What is required: Images appear in the records below; leave them out and repeat everything else exactly.

Records provided:
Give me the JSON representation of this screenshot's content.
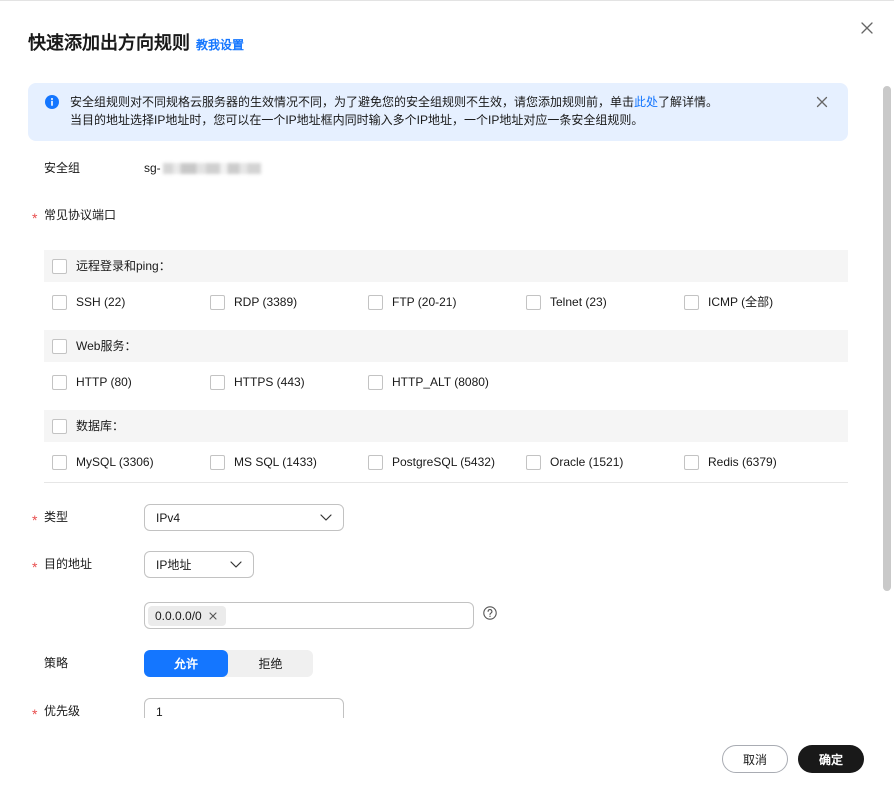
{
  "dialog": {
    "title": "快速添加出方向规则",
    "help_link": "教我设置"
  },
  "notice": {
    "line1_prefix": "安全组规则对不同规格云服务器的生效情况不同，为了避免您的安全组规则不生效，请您添加规则前，单击",
    "line1_link": "此处",
    "line1_suffix": "了解详情。",
    "line2": "当目的地址选择IP地址时，您可以在一个IP地址框内同时输入多个IP地址，一个IP地址对应一条安全组规则。"
  },
  "form": {
    "required_mark": "*"
  },
  "security_group": {
    "label": "安全组",
    "value": "sg-"
  },
  "ports": {
    "label": "常见协议端口",
    "groups": [
      {
        "title": "远程登录和ping：",
        "checked": false,
        "options": [
          {
            "label": "SSH (22)",
            "checked": false
          },
          {
            "label": "RDP (3389)",
            "checked": false
          },
          {
            "label": "FTP (20-21)",
            "checked": false
          },
          {
            "label": "Telnet (23)",
            "checked": false
          },
          {
            "label": "ICMP (全部)",
            "checked": false
          }
        ]
      },
      {
        "title": "Web服务：",
        "checked": false,
        "options": [
          {
            "label": "HTTP (80)",
            "checked": false
          },
          {
            "label": "HTTPS (443)",
            "checked": false
          },
          {
            "label": "HTTP_ALT (8080)",
            "checked": false
          }
        ]
      },
      {
        "title": "数据库：",
        "checked": false,
        "options": [
          {
            "label": "MySQL (3306)",
            "checked": false
          },
          {
            "label": "MS SQL (1433)",
            "checked": false
          },
          {
            "label": "PostgreSQL (5432)",
            "checked": false
          },
          {
            "label": "Oracle (1521)",
            "checked": false
          },
          {
            "label": "Redis (6379)",
            "checked": false
          }
        ]
      }
    ]
  },
  "type": {
    "label": "类型",
    "value": "IPv4"
  },
  "destination": {
    "label": "目的地址",
    "mode": "IP地址",
    "tags": [
      "0.0.0.0/0"
    ]
  },
  "policy": {
    "label": "策略",
    "options": [
      "允许",
      "拒绝"
    ],
    "selected": "允许"
  },
  "priority": {
    "label": "优先级",
    "value": "1"
  },
  "footer": {
    "cancel": "取消",
    "confirm": "确定"
  },
  "icons": {
    "dialog_close": "close-icon",
    "notice": "info-icon",
    "notice_close": "close-icon",
    "select": "chevron-down-icon",
    "tag_remove": "close-icon",
    "help": "help-icon"
  },
  "colors": {
    "primary": "#1476ff",
    "notice_bg": "#e6f0ff",
    "required": "#e84e4e",
    "confirm_bg": "#191919",
    "group_bg": "#f5f5f5",
    "text": "#191919"
  }
}
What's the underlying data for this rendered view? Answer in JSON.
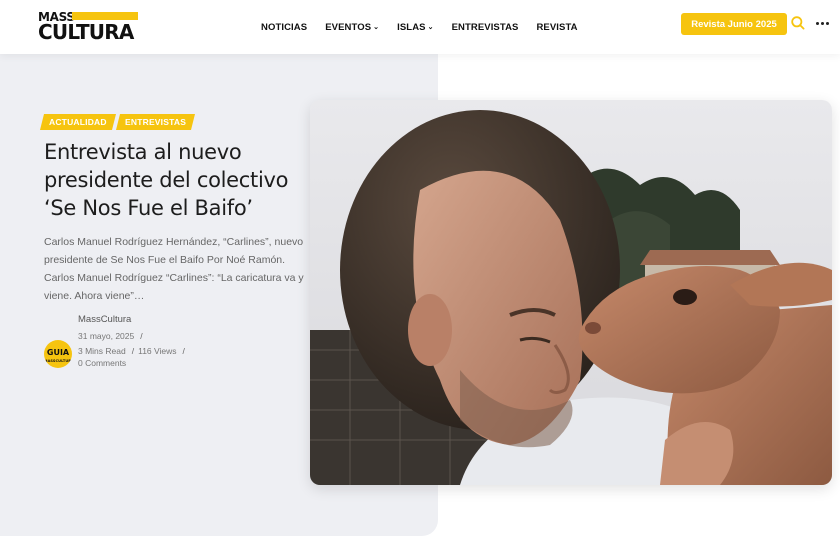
{
  "header": {
    "logo_top": "MASS",
    "logo_bottom": "CULTURA",
    "nav": [
      {
        "label": "NOTICIAS",
        "has_dropdown": false
      },
      {
        "label": "EVENTOS",
        "has_dropdown": true
      },
      {
        "label": "ISLAS",
        "has_dropdown": true
      },
      {
        "label": "ENTREVISTAS",
        "has_dropdown": false
      },
      {
        "label": "REVISTA",
        "has_dropdown": false
      }
    ],
    "cta_label": "Revista Junio 2025",
    "search_icon": "search-icon",
    "menu_icon": "more-dots-icon"
  },
  "article": {
    "tags": [
      "ACTUALIDAD",
      "ENTREVISTAS"
    ],
    "title": "Entrevista al nuevo presidente del colectivo ‘Se Nos Fue el Baifo’",
    "excerpt": "Carlos Manuel Rodríguez Hernández, “Carlines”, nuevo presidente de Se Nos Fue el Baifo Por Noé Ramón. Carlos Manuel Rodríguez “Carlines”: “La caricatura va y viene. Ahora viene”…",
    "author": "MassCultura",
    "date": "31 mayo, 2025",
    "read_time": "3 Mins Read",
    "views": "116 Views",
    "comments": "0 Comments",
    "avatar_text": "GUIA",
    "avatar_sub": "MASSCULTURA",
    "image_alt": "man-with-baby-goat-photo"
  },
  "colors": {
    "accent": "#f6c40f",
    "panel_bg": "#eeeff3",
    "text_dark": "#1d1d1d",
    "text_muted": "#666666"
  }
}
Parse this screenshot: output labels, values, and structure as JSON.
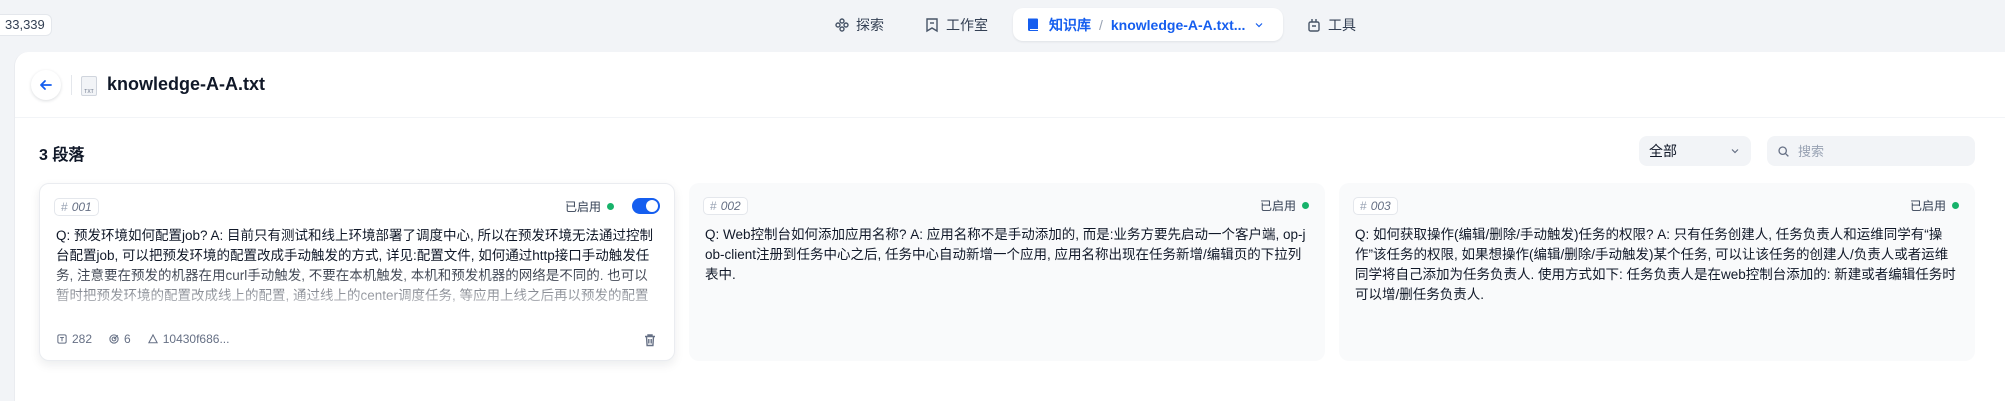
{
  "corner_label": "33,339",
  "nav": {
    "explore": "探索",
    "studio": "工作室",
    "knowledge": "知识库",
    "doc_crumb": "knowledge-A-A.txt...",
    "tools": "工具"
  },
  "doc": {
    "title": "knowledge-A-A.txt",
    "file_type": "TXT"
  },
  "segments_count": "3 段落",
  "filter": {
    "selected": "全部"
  },
  "search": {
    "placeholder": "搜索",
    "value": ""
  },
  "colors": {
    "accent": "#155eef",
    "enabled_dot": "#17b26a"
  },
  "segments": [
    {
      "id": "001",
      "status": "已启用",
      "enabled": true,
      "content": "Q: 预发环境如何配置job? A: 目前只有测试和线上环境部署了调度中心, 所以在预发环境无法通过控制台配置job, 可以把预发环境的配置改成手动触发的方式, 详见:配置文件, 如何通过http接口手动触发任务, 注意要在预发的机器在用curl手动触发, 不要在本机触发, 本机和预发机器的网络是不同的. 也可以暂时把预发环境的配置改成线上的配置, 通过线上的center调度任务, 等应用上线之后再以预发的配置下线(预发和线上的job配置一致), 需要注意的是这样可能会导致线上的center把任务调度到预发机器上",
      "word_count": "282",
      "hit_count": "6",
      "hash": "10430f686..."
    },
    {
      "id": "002",
      "status": "已启用",
      "enabled": true,
      "content": "Q: Web控制台如何添加应用名称? A: 应用名称不是手动添加的, 而是:业务方要先启动一个客户端, op-job-client注册到任务中心之后, 任务中心自动新增一个应用, 应用名称出现在任务新增/编辑页的下拉列表中."
    },
    {
      "id": "003",
      "status": "已启用",
      "enabled": true,
      "content": "Q: 如何获取操作(编辑/删除/手动触发)任务的权限? A: 只有任务创建人, 任务负责人和运维同学有“操作”该任务的权限, 如果想操作(编辑/删除/手动触发)某个任务, 可以让该任务的创建人/负责人或者运维同学将自己添加为任务负责人. 使用方式如下: 任务负责人是在web控制台添加的: 新建或者编辑任务时可以增/删任务负责人."
    }
  ]
}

Written solution:
Give me the JSON representation of this screenshot's content.
{
  "dialog": {
    "title": "快速添加出方向规则",
    "help_link": "教我设置"
  },
  "notice": {
    "line1_prefix": "安全组规则对不同规格云服务器的生效情况不同，为了避免您的安全组规则不生效，请您添加规则前，单击",
    "line1_link": "此处",
    "line1_suffix": "了解详情。",
    "line2": "当目的地址选择IP地址时，您可以在一个IP地址框内同时输入多个IP地址，一个IP地址对应一条安全组规则。"
  },
  "form": {
    "required_mark": "*"
  },
  "security_group": {
    "label": "安全组",
    "value": "sg-"
  },
  "ports": {
    "label": "常见协议端口",
    "groups": [
      {
        "title": "远程登录和ping：",
        "checked": false,
        "options": [
          {
            "label": "SSH (22)",
            "checked": false
          },
          {
            "label": "RDP (3389)",
            "checked": false
          },
          {
            "label": "FTP (20-21)",
            "checked": false
          },
          {
            "label": "Telnet (23)",
            "checked": false
          },
          {
            "label": "ICMP (全部)",
            "checked": false
          }
        ]
      },
      {
        "title": "Web服务：",
        "checked": false,
        "options": [
          {
            "label": "HTTP (80)",
            "checked": false
          },
          {
            "label": "HTTPS (443)",
            "checked": false
          },
          {
            "label": "HTTP_ALT (8080)",
            "checked": false
          }
        ]
      },
      {
        "title": "数据库：",
        "checked": false,
        "options": [
          {
            "label": "MySQL (3306)",
            "checked": false
          },
          {
            "label": "MS SQL (1433)",
            "checked": false
          },
          {
            "label": "PostgreSQL (5432)",
            "checked": false
          },
          {
            "label": "Oracle (1521)",
            "checked": false
          },
          {
            "label": "Redis (6379)",
            "checked": false
          }
        ]
      }
    ]
  },
  "type": {
    "label": "类型",
    "value": "IPv4"
  },
  "destination": {
    "label": "目的地址",
    "mode": "IP地址",
    "tags": [
      "0.0.0.0/0"
    ]
  },
  "policy": {
    "label": "策略",
    "options": [
      "允许",
      "拒绝"
    ],
    "selected": "允许"
  },
  "priority": {
    "label": "优先级",
    "value": "1"
  },
  "footer": {
    "cancel": "取消",
    "confirm": "确定"
  },
  "icons": {
    "dialog_close": "close-icon",
    "notice": "info-icon",
    "notice_close": "close-icon",
    "select": "chevron-down-icon",
    "tag_remove": "close-icon",
    "help": "help-icon"
  },
  "colors": {
    "primary": "#1476ff",
    "notice_bg": "#e6f0ff",
    "required": "#e84e4e",
    "confirm_bg": "#191919",
    "group_bg": "#f5f5f5",
    "text": "#191919"
  }
}
What's the underlying data for this rendered view? Answer in JSON.
{
  "header": {
    "logo_top": "MASS",
    "logo_bottom": "CULTURA",
    "nav": [
      {
        "label": "NOTICIAS",
        "has_dropdown": false
      },
      {
        "label": "EVENTOS",
        "has_dropdown": true
      },
      {
        "label": "ISLAS",
        "has_dropdown": true
      },
      {
        "label": "ENTREVISTAS",
        "has_dropdown": false
      },
      {
        "label": "REVISTA",
        "has_dropdown": false
      }
    ],
    "cta_label": "Revista Junio 2025",
    "search_icon": "search-icon",
    "menu_icon": "more-dots-icon"
  },
  "article": {
    "tags": [
      "ACTUALIDAD",
      "ENTREVISTAS"
    ],
    "title": "Entrevista al nuevo presidente del colectivo ‘Se Nos Fue el Baifo’",
    "excerpt": "Carlos Manuel Rodríguez Hernández, “Carlines”, nuevo presidente de Se Nos Fue el Baifo Por Noé Ramón. Carlos Manuel Rodríguez “Carlines”: “La caricatura va y viene. Ahora viene”…",
    "author": "MassCultura",
    "date": "31 mayo, 2025",
    "read_time": "3 Mins Read",
    "views": "116 Views",
    "comments": "0 Comments",
    "avatar_text": "GUIA",
    "avatar_sub": "MASSCULTURA",
    "image_alt": "man-with-baby-goat-photo"
  },
  "colors": {
    "accent": "#f6c40f",
    "panel_bg": "#eeeff3",
    "text_dark": "#1d1d1d",
    "text_muted": "#666666"
  }
}
Parse this screenshot: output labels, values, and structure as JSON.
{
  "corner_label": "33,339",
  "nav": {
    "explore": "探索",
    "studio": "工作室",
    "knowledge": "知识库",
    "doc_crumb": "knowledge-A-A.txt...",
    "tools": "工具"
  },
  "doc": {
    "title": "knowledge-A-A.txt",
    "file_type": "TXT"
  },
  "segments_count": "3 段落",
  "filter": {
    "selected": "全部"
  },
  "search": {
    "placeholder": "搜索",
    "value": ""
  },
  "colors": {
    "accent": "#155eef",
    "enabled_dot": "#17b26a"
  },
  "segments": [
    {
      "id": "001",
      "status": "已启用",
      "enabled": true,
      "content": "Q: 预发环境如何配置job? A: 目前只有测试和线上环境部署了调度中心, 所以在预发环境无法通过控制台配置job, 可以把预发环境的配置改成手动触发的方式, 详见:配置文件, 如何通过http接口手动触发任务, 注意要在预发的机器在用curl手动触发, 不要在本机触发, 本机和预发机器的网络是不同的. 也可以暂时把预发环境的配置改成线上的配置, 通过线上的center调度任务, 等应用上线之后再以预发的配置下线(预发和线上的job配置一致), 需要注意的是这样可能会导致线上的center把任务调度到预发机器上",
      "word_count": "282",
      "hit_count": "6",
      "hash": "10430f686..."
    },
    {
      "id": "002",
      "status": "已启用",
      "enabled": true,
      "content": "Q: Web控制台如何添加应用名称? A: 应用名称不是手动添加的, 而是:业务方要先启动一个客户端, op-job-client注册到任务中心之后, 任务中心自动新增一个应用, 应用名称出现在任务新增/编辑页的下拉列表中."
    },
    {
      "id": "003",
      "status": "已启用",
      "enabled": true,
      "content": "Q: 如何获取操作(编辑/删除/手动触发)任务的权限? A: 只有任务创建人, 任务负责人和运维同学有“操作”该任务的权限, 如果想操作(编辑/删除/手动触发)某个任务, 可以让该任务的创建人/负责人或者运维同学将自己添加为任务负责人. 使用方式如下: 任务负责人是在web控制台添加的: 新建或者编辑任务时可以增/删任务负责人."
    }
  ]
}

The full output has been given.